INSTRUCTIONS TO FOLLOW. Note each line of the listing that contains the string "idea", and copy it.

Collection entries
= = = = =
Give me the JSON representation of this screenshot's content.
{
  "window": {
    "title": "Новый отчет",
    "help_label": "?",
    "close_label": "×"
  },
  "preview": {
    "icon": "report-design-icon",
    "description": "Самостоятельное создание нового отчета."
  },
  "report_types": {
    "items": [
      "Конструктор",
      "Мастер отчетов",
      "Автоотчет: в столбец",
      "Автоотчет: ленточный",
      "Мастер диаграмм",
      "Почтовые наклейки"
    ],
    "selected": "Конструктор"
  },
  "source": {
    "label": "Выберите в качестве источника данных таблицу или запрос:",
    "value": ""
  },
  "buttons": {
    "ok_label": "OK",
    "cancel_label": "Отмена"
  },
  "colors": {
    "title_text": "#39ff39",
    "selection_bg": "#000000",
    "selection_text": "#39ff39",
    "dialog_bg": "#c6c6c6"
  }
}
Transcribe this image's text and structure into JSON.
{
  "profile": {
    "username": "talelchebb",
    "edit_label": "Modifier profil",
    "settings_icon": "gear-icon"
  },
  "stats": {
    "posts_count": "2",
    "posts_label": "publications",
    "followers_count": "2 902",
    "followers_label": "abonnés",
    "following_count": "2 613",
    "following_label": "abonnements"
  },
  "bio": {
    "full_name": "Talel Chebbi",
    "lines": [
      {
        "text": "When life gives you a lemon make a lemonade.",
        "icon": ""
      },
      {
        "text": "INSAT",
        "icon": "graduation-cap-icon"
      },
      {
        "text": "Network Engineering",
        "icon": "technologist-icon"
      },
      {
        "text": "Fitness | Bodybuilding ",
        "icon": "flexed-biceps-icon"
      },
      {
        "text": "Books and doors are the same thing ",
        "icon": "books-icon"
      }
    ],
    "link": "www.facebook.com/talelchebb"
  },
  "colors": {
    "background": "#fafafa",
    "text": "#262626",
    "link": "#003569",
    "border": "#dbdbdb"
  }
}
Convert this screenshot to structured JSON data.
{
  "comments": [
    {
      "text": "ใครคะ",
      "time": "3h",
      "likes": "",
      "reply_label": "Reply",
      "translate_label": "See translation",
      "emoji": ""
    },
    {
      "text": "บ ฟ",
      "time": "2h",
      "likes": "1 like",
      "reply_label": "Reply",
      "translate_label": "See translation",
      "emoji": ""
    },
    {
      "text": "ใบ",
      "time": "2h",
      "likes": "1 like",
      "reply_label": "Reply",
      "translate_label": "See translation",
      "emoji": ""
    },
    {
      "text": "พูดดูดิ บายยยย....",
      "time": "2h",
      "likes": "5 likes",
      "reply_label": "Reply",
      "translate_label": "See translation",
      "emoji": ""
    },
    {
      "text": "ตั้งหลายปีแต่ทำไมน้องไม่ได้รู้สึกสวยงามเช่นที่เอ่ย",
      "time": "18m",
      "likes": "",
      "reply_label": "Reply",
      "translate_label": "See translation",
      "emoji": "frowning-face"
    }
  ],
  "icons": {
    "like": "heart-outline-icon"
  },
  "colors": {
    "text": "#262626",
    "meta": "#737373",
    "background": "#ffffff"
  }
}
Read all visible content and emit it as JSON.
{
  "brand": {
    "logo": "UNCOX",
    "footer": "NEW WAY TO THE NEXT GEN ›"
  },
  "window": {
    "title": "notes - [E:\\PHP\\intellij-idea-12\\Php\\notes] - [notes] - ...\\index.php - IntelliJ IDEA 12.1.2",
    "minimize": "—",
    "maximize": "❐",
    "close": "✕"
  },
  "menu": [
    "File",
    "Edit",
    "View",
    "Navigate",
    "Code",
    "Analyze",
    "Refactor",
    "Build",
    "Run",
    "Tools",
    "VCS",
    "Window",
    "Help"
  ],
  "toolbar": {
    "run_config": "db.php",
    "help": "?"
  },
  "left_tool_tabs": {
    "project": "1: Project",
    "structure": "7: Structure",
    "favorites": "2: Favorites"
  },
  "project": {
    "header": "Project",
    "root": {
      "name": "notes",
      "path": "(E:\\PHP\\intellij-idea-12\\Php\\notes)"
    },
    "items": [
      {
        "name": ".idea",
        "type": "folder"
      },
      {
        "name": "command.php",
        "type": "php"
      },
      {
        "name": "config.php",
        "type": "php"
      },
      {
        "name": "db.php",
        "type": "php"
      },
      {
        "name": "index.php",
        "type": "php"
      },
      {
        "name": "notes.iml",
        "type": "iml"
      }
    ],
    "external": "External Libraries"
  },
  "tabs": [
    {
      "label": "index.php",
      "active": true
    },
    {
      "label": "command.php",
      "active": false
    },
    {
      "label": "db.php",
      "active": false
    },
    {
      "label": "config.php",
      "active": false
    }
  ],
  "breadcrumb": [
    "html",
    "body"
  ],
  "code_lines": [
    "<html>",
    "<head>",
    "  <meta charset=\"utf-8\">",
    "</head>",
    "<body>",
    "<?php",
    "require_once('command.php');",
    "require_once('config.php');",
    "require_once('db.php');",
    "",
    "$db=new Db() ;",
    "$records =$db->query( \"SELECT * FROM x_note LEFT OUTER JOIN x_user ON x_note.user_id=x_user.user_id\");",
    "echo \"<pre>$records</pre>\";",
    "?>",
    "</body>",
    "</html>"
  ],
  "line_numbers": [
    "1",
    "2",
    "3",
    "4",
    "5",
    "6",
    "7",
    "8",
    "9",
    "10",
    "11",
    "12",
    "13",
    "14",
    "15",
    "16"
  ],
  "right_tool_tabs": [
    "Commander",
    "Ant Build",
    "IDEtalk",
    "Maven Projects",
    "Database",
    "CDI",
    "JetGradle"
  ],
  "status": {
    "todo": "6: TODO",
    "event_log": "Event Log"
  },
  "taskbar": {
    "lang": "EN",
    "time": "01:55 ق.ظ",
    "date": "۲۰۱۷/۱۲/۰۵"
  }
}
= = = = =
FINAL ANSWER.
    "title": "notes - [E:\\PHP\\intellij-idea-12\\Php\\notes] - [notes] - ...\\index.php - IntelliJ IDEA 12.1.2",
      "path": "(E:\\PHP\\intellij-idea-12\\Php\\notes)"
        "name": ".idea",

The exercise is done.